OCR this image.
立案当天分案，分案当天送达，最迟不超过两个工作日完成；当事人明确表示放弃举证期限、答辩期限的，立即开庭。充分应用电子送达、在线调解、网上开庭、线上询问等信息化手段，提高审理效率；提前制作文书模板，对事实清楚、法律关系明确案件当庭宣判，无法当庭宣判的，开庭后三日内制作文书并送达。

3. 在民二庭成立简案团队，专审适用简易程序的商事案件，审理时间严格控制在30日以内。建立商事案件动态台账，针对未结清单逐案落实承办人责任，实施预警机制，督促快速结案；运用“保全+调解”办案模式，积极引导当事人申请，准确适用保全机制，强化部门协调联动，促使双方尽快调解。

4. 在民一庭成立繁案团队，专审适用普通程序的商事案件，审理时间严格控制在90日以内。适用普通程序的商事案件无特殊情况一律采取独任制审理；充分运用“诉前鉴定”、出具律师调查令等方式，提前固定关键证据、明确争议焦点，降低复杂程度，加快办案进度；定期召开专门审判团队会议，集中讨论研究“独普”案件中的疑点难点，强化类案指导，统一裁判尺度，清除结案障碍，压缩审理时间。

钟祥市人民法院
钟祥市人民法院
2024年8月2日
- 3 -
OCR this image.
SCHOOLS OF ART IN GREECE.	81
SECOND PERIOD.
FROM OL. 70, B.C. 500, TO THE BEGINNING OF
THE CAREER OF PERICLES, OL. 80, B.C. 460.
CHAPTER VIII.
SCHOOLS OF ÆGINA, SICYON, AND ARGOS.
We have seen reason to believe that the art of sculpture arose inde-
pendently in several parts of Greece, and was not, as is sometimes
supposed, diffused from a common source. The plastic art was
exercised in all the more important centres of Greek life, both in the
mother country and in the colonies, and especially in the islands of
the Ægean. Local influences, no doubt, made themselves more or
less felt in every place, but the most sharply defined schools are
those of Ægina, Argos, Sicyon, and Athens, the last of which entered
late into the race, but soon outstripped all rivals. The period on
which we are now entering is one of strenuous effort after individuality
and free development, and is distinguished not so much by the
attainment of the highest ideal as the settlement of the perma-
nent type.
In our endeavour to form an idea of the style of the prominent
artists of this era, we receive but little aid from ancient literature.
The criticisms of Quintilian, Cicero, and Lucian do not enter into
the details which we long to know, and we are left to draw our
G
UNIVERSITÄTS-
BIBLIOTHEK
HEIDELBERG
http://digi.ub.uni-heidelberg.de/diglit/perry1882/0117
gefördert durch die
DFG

------------------------------------------------------------

• [Task prompt] The records above should be repeated in full, exactly as given.

• [The response]
OCR this image.
立案当天分案，分案当天送达，最迟不超过两个工作日完成；当事人明确表示放弃举证期限、答辩期限的，立即开庭。充分应用电子送达、在线调解、网上开庭、线上询问等信息化手段，提高审理效率；提前制作文书模板，对事实清楚、法律关系明确案件当庭宣判，无法当庭宣判的，开庭后三日内制作文书并送达。

3. 在民二庭成立简案团队，专审适用简易程序的商事案件，审理时间严格控制在30日以内。建立商事案件动态台账，针对未结清单逐案落实承办人责任，实施预警机制，督促快速结案；运用“保全+调解”办案模式，积极引导当事人申请，准确适用保全机制，强化部门协调联动，促使双方尽快调解。

4. 在民一庭成立繁案团队，专审适用普通程序的商事案件，审理时间严格控制在90日以内。适用普通程序的商事案件无特殊情况一律采取独任制审理；充分运用“诉前鉴定”、出具律师调查令等方式，提前固定关键证据、明确争议焦点，降低复杂程度，加快办案进度；定期召开专门审判团队会议，集中讨论研究“独普”案件中的疑点难点，强化类案指导，统一裁判尺度，清除结案障碍，压缩审理时间。

钟祥市人民法院
钟祥市人民法院
2024年8月2日
- 3 -
OCR this image.
SCHOOLS OF ART IN GREECE.	81
SECOND PERIOD.
FROM OL. 70, B.C. 500, TO THE BEGINNING OF
THE CAREER OF PERICLES, OL. 80, B.C. 460.
CHAPTER VIII.
SCHOOLS OF ÆGINA, SICYON, AND ARGOS.
We have seen reason to believe that the art of sculpture arose inde-
pendently in several parts of Greece, and was not, as is sometimes
supposed, diffused from a common source. The plastic art was
exercised in all the more important centres of Greek life, both in the
mother country and in the colonies, and especially in the islands of
the Ægean. Local influences, no doubt, made themselves more or
less felt in every place, but the most sharply defined schools are
those of Ægina, Argos, Sicyon, and Athens, the last of which entered
late into the race, but soon outstripped all rivals. The period on
which we are now entering is one of strenuous effort after individuality
and free development, and is distinguished not so much by the
attainment of the highest ideal as the settlement of the perma-
nent type.
In our endeavour to form an idea of the style of the prominent
artists of this era, we receive but little aid from ancient literature.
The criticisms of Quintilian, Cicero, and Lucian do not enter into
the details which we long to know, and we are left to draw our
G
UNIVERSITÄTS-
BIBLIOTHEK
HEIDELBERG
http://digi.ub.uni-heidelberg.de/diglit/perry1882/0117
gefördert durch die
DFG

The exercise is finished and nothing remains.